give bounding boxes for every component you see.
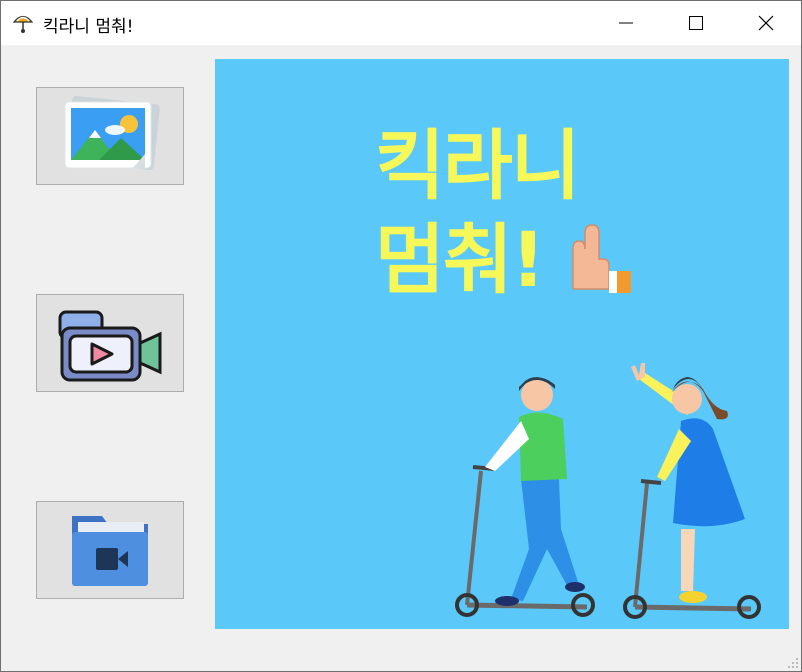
- image-icon: [64, 96, 160, 171]
- title-bar[interactable]: 킥라니 멈춰!: [1, 1, 801, 45]
- image-button[interactable]: [36, 87, 184, 185]
- video-camera-button[interactable]: [36, 294, 184, 392]
- scooter-riders-illustration: [455, 363, 761, 619]
- maximize-icon: [689, 16, 703, 30]
- poster-line-1: 킥라니: [375, 121, 581, 210]
- poster-image: 킥라니 멈춰!: [215, 59, 789, 629]
- app-icon: [12, 15, 34, 33]
- resize-grip-icon[interactable]: [787, 657, 799, 669]
- close-button[interactable]: [731, 1, 801, 45]
- window-title: 킥라니 멈춰!: [43, 17, 134, 37]
- video-camera-icon: [58, 310, 162, 382]
- stop-hand-icon: [572, 224, 631, 293]
- girl-rider: [623, 363, 761, 619]
- boy-rider: [455, 377, 595, 617]
- maximize-button[interactable]: [661, 1, 731, 45]
- video-folder-icon: [72, 516, 148, 586]
- app-window: 킥라니 멈춰! 킥라니 멈춰!: [0, 0, 802, 672]
- video-folder-button[interactable]: [36, 501, 184, 599]
- close-icon: [758, 15, 774, 31]
- minimize-icon: [619, 22, 633, 24]
- minimize-button[interactable]: [591, 1, 661, 45]
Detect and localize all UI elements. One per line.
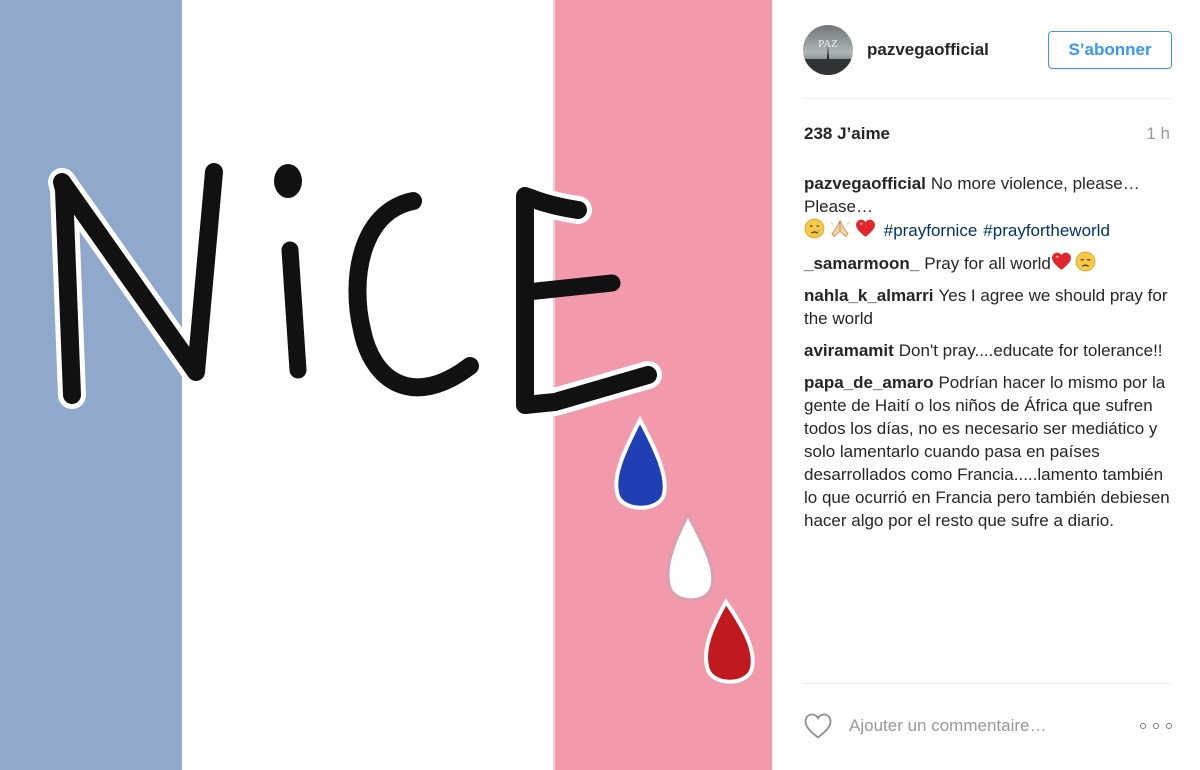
comment-item: _samarmoon_ Pray for all world xyxy=(804,251,1172,275)
red-heart-icon xyxy=(856,219,875,237)
add-comment-input[interactable] xyxy=(849,716,1140,736)
likes-count[interactable]: 238 J’aime xyxy=(804,124,890,144)
comment-username[interactable]: _samarmoon_ xyxy=(804,254,919,273)
comment-item: aviramamit Don't pray....educate for tole… xyxy=(804,339,1172,362)
nice-flag-drawing xyxy=(0,0,772,770)
crying-face-icon xyxy=(804,218,825,239)
comment-text: Pray for all world xyxy=(924,254,1051,273)
header-divider xyxy=(803,98,1172,99)
flag-blue-stripe xyxy=(0,0,182,770)
post-author-username[interactable]: pazvegaofficial xyxy=(867,40,1048,60)
comment-username[interactable]: papa_de_amaro xyxy=(804,373,933,392)
caption: pazvegaofficial No more violence, please…… xyxy=(804,172,1172,242)
post-footer xyxy=(803,708,1172,744)
instagram-post: PAZ pazvegaofficial S’abonner 238 J’aime… xyxy=(0,0,1200,770)
more-dot xyxy=(1153,723,1159,729)
hashtag-link[interactable]: #prayfortheworld xyxy=(983,221,1110,240)
comment-item: nahla_k_almarri Yes I agree we should pra… xyxy=(804,284,1172,330)
disappointed-face-icon xyxy=(1075,251,1096,272)
avatar-image: PAZ xyxy=(803,25,853,75)
comment-text: Podrían hacer lo mismo por la gente de H… xyxy=(804,373,1170,530)
avatar-logo-text: PAZ xyxy=(818,38,838,50)
caption-username[interactable]: pazvegaofficial xyxy=(804,174,926,193)
comment-text: Don't pray....educate for tolerance!! xyxy=(898,341,1163,360)
praying-hands-icon xyxy=(830,218,850,238)
more-dot xyxy=(1140,723,1146,729)
heart-outline-icon[interactable] xyxy=(803,712,833,740)
comment-username[interactable]: nahla_k_almarri xyxy=(804,286,933,305)
footer-divider xyxy=(803,683,1172,684)
post-image[interactable] xyxy=(0,0,772,770)
avatar[interactable]: PAZ xyxy=(803,25,853,75)
post-stats: 238 J’aime 1 h xyxy=(804,124,1170,144)
post-time[interactable]: 1 h xyxy=(1146,124,1170,144)
comment-username[interactable]: aviramamit xyxy=(804,341,894,360)
more-options-icon[interactable] xyxy=(1140,716,1172,736)
follow-button[interactable]: S’abonner xyxy=(1048,31,1172,69)
post-details-panel: PAZ pazvegaofficial S’abonner 238 J’aime… xyxy=(772,0,1200,770)
comment-item: papa_de_amaro Podrían hacer lo mismo por … xyxy=(804,371,1172,532)
comments-list: pazvegaofficial No more violence, please…… xyxy=(804,172,1172,541)
flag-white-stripe xyxy=(182,0,555,770)
post-header: PAZ pazvegaofficial S’abonner xyxy=(803,22,1172,78)
hashtag-link[interactable]: #prayfornice xyxy=(884,221,978,240)
red-heart-icon xyxy=(1051,252,1071,270)
more-dot xyxy=(1166,723,1172,729)
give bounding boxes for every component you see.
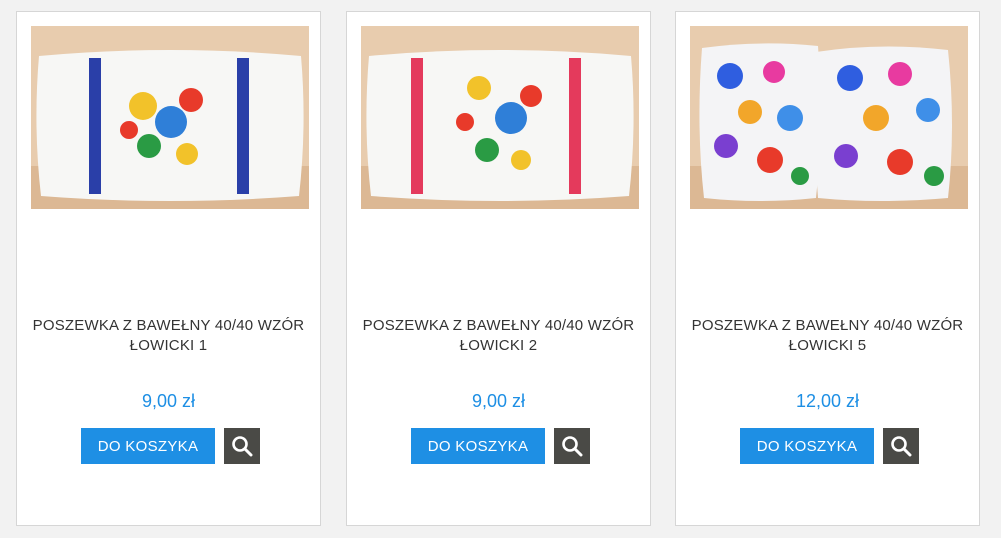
product-price: 9,00 zł <box>471 391 526 411</box>
product-price: 12,00 zł <box>795 391 860 411</box>
search-icon <box>232 436 253 457</box>
product-card: POSZEWKA Z BAWEŁNY 40/40 WZÓR ŁOWICKI 2 … <box>346 11 651 526</box>
add-to-cart-button[interactable]: DO KOSZYKA <box>81 428 215 464</box>
pillow-image <box>31 26 309 209</box>
quick-view-button[interactable] <box>224 428 260 464</box>
product-card: POSZEWKA Z BAWEŁNY 40/40 WZÓR ŁOWICKI 1 … <box>16 11 321 526</box>
product-card: POSZEWKA Z BAWEŁNY 40/40 WZÓR ŁOWICKI 5 … <box>675 11 980 526</box>
product-image[interactable] <box>31 26 309 209</box>
add-to-cart-button[interactable]: DO KOSZYKA <box>740 428 874 464</box>
product-image[interactable] <box>690 26 968 209</box>
product-title[interactable]: POSZEWKA Z BAWEŁNY 40/40 WZÓR ŁOWICKI 1 <box>25 316 312 356</box>
search-icon <box>562 436 583 457</box>
quick-view-button[interactable] <box>554 428 590 464</box>
quick-view-button[interactable] <box>883 428 919 464</box>
search-icon <box>891 436 912 457</box>
product-price: 9,00 zł <box>141 391 196 411</box>
product-title[interactable]: POSZEWKA Z BAWEŁNY 40/40 WZÓR ŁOWICKI 5 <box>684 316 971 356</box>
pillow-image <box>361 26 639 209</box>
product-grid: POSZEWKA Z BAWEŁNY 40/40 WZÓR ŁOWICKI 1 … <box>0 0 1001 538</box>
product-image[interactable] <box>361 26 639 209</box>
add-to-cart-button[interactable]: DO KOSZYKA <box>411 428 545 464</box>
pillow-image <box>690 26 968 209</box>
product-title[interactable]: POSZEWKA Z BAWEŁNY 40/40 WZÓR ŁOWICKI 2 <box>355 316 642 356</box>
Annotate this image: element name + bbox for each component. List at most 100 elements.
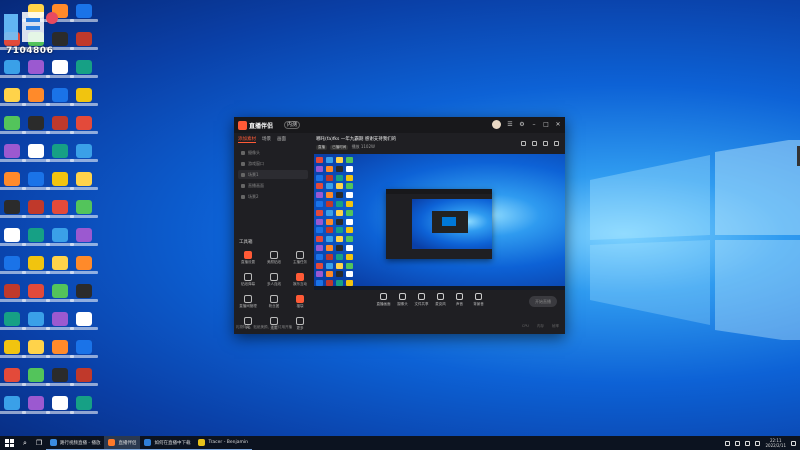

━━━━━━━━━━━━━━━━

* WHAT IS ASKED: Recast every line of the items above as a Markdown table with the columns No. and Line, numbering the rows consecutively and omitting any blank lines. Leave the pictures out of the answer.

* FULL SOLUTION:
| No. | Line |
|---|---|
| 1 | give bounding boxes for every component you see. |
| 2 | - image-icon: [64, 96, 160, 171] |
| 3 | - title-bar[interactable]: 킥라니 멈춰!: [1, 1, 801, 45] |
| 4 | - image-button[interactable]: [36, 87, 184, 185] |
| 5 | - video-camera-button[interactable]: [36, 294, 184, 392] |
| 6 | - scooter-riders-illustration: [455, 363, 761, 619] |
| 7 | - maximize-icon: [689, 16, 703, 30] |
| 8 | - poster-line-1: 킥라니: [375, 121, 581, 210] |
| 9 | - poster-image: 킥라니 멈춰!: [215, 59, 789, 629] |
| 10 | - app-icon: [12, 15, 34, 33] |
| 11 | - resize-grip-icon[interactable]: [787, 657, 799, 669] |
| 12 | - close-button[interactable]: [731, 1, 801, 45] |
| 13 | - window-title: 킥라니 멈춰!: [43, 17, 134, 37] |
| 14 | - video-camera-icon: [58, 310, 162, 382] |
| 15 | - stop-hand-icon: [572, 224, 631, 293] |
| 16 | - girl-rider: [623, 363, 761, 619] |
| 17 | - boy-rider: [455, 377, 595, 617] |
| 18 | - maximize-button[interactable]: [661, 1, 731, 45] |
| 19 | - video-folder-icon: [72, 516, 148, 586] |
| 20 | - app-window: 킥라니 멈춰! 킥라니 멈춰!: [0, 0, 802, 672] |
| 21 | - video-folder-button[interactable]: [36, 501, 184, 599] |
| 22 | - close-icon: [758, 15, 774, 31] |
| 23 | - minimize-icon: [619, 22, 633, 24] |
| 24 | - minimize-button[interactable]: [591, 1, 661, 45] |
| 25 | Detect and localize all UI elements. One per line. |
| 26 | comment-item: _samarmoon_ Pray for all world xyxy=(804,251,1172,275) |
| 27 | red-heart-icon xyxy=(856,219,875,237) |
| 28 | add-comment-input[interactable] xyxy=(849,716,1140,736) |
| 29 | likes-count[interactable]: 238 J’aime xyxy=(804,124,890,144) |
| 30 | comment-username[interactable]: _samarmoon_ xyxy=(804,254,919,273) |
| 31 | comment-item: aviramamit Don't pray....educate for tole… xyxy=(804,339,1172,362) |
| 32 | nice-flag-drawing xyxy=(0,0,772,770) |
| 33 | crying-face-icon xyxy=(804,218,825,239) |
| 34 | comment-text: Pray for all world xyxy=(924,254,1051,273) |
| 35 | header-divider xyxy=(803,98,1172,99) |
| 36 | flag-blue-stripe xyxy=(0,0,182,770) |
| 37 | post-author-username[interactable]: pazvegaofficial xyxy=(867,40,1048,60) |
| 38 | comment-username[interactable]: papa_de_amaro xyxy=(804,373,933,392) |
| 39 | caption: pazvegaofficial No more violence, please…… xyxy=(804,172,1172,242) |
| 40 | post-footer xyxy=(803,708,1172,744) |
| 41 | instagram-post: PAZ pazvegaofficial S’abonner 238 J’aime… xyxy=(0,0,1200,770) |
| 42 | more-dot xyxy=(1153,723,1159,729) |
| 43 | hashtag-link[interactable]: #prayfortheworld xyxy=(983,221,1110,240) |
| 44 | comment-item: nahla_k_almarri Yes I agree we should pra… xyxy=(804,284,1172,330) |
| 45 | disappointed-face-icon xyxy=(1075,251,1096,272) |
| 46 | avatar-image: PAZ xyxy=(803,25,853,75) |
| 47 | comment-text: Podrían hacer lo mismo por la gente de H… xyxy=(804,373,1170,530) |
| 48 | avatar-logo-text: PAZ xyxy=(818,38,838,50) |
| 49 | caption-username[interactable]: pazvegaofficial xyxy=(804,174,926,193) |
| 50 | comment-text: Don't pray....educate for tolerance!! xyxy=(898,341,1163,360) |
| 51 | praying-hands-icon xyxy=(830,218,850,238) |
| 52 | more-dot xyxy=(1140,723,1146,729) |
| 53 | heart-outline-icon[interactable] xyxy=(803,712,833,740) |
| 54 | comment-username[interactable]: nahla_k_almarri xyxy=(804,286,933,305) |
| 55 | footer-divider xyxy=(803,683,1172,684) |
| 56 | post-image[interactable] xyxy=(0,0,772,770) |
| 57 | avatar[interactable]: PAZ xyxy=(803,25,853,75) |
| 58 | post-stats: 238 J’aime 1 h xyxy=(804,124,1170,144) |
| 59 | post-time[interactable]: 1 h xyxy=(1146,124,1170,144) |
| 60 | comment-username[interactable]: aviramamit xyxy=(804,341,894,360) |
| 61 | more-options-icon[interactable] xyxy=(1140,716,1172,736) |
| 62 | follow-button[interactable]: S’abonner xyxy=(1048,31,1172,69) |
| 63 | post-details-panel: PAZ pazvegaofficial S’abonner 238 J’aime… xyxy=(772,0,1200,770) |
| 64 | comment-item: papa_de_amaro Podrían hacer lo mismo por … xyxy=(804,371,1172,532) |
| 65 | comments-list: pazvegaofficial No more violence, please…… xyxy=(804,172,1172,541) |
| 66 | flag-white-stripe xyxy=(182,0,555,770) |
| 67 | post-header: PAZ pazvegaofficial S’abonner xyxy=(803,22,1172,78) |
| 68 | hashtag-link[interactable]: #prayfornice xyxy=(884,221,978,240) |
| 69 | red-heart-icon xyxy=(1051,252,1071,270) |
| 70 | more-dot xyxy=(1166,723,1172,729) |
| 71 | give bounding boxes for every component you see. |
| 72 | product-price: 9,00 zł <box>471 391 526 411</box> |
| 73 | product-price: 12,00 zł <box>795 391 860 411</box> |
| 74 | search-icon <box>232 436 253 457</box> |
| 75 | product-card: POSZEWKA Z BAWEŁNY 40/40 WZÓR ŁOWICKI 2 … <box>346 11 651 526</box> |
| 76 | add-to-cart-button[interactable]: DO KOSZYKA <box>81 428 215 464</box> |
| 77 | pillow-image <box>31 26 309 209</box> |
| 78 | quick-view-button[interactable] <box>224 428 260 464</box> |
| 79 | product-card: POSZEWKA Z BAWEŁNY 40/40 WZÓR ŁOWICKI 1 … <box>16 11 321 526</box> |
| 80 | product-card: POSZEWKA Z BAWEŁNY 40/40 WZÓR ŁOWICKI 5 … <box>675 11 980 526</box> |
| 81 | product-image[interactable] <box>31 26 309 209</box> |
| 82 | add-to-cart-button[interactable]: DO KOSZYKA <box>740 428 874 464</box> |
| 83 | product-image[interactable] <box>690 26 968 209</box> |
| 84 | product-title[interactable]: POSZEWKA Z BAWEŁNY 40/40 WZÓR ŁOWICKI 1 <box>25 316 312 356</box> |
| 85 | search-icon <box>562 436 583 457</box> |
| 86 | quick-view-button[interactable] <box>554 428 590 464</box> |
| 87 | quick-view-button[interactable] <box>883 428 919 464</box> |
| 88 | search-icon <box>891 436 912 457</box> |
| 89 | product-price: 9,00 zł <box>141 391 196 411</box> |
| 90 | product-title[interactable]: POSZEWKA Z BAWEŁNY 40/40 WZÓR ŁOWICKI 5 <box>684 316 971 356</box> |
| 91 | pillow-image <box>361 26 639 209</box> |
| 92 | product-grid: POSZEWKA Z BAWEŁNY 40/40 WZÓR ŁOWICKI 1 … <box>0 0 1001 538</box> |
| 93 | product-image[interactable] <box>361 26 639 209</box> |
| 94 | add-to-cart-button[interactable]: DO KOSZYKA <box>411 428 545 464</box> |
| 95 | pillow-image <box>690 26 968 209</box> |
| 96 | product-title[interactable]: POSZEWKA Z BAWEŁNY 40/40 WZÓR ŁOWICKI 2 <box>355 316 642 356</box> |
| 97 | Annotate this image: element name + bbox for each component. List at most 100 elements. |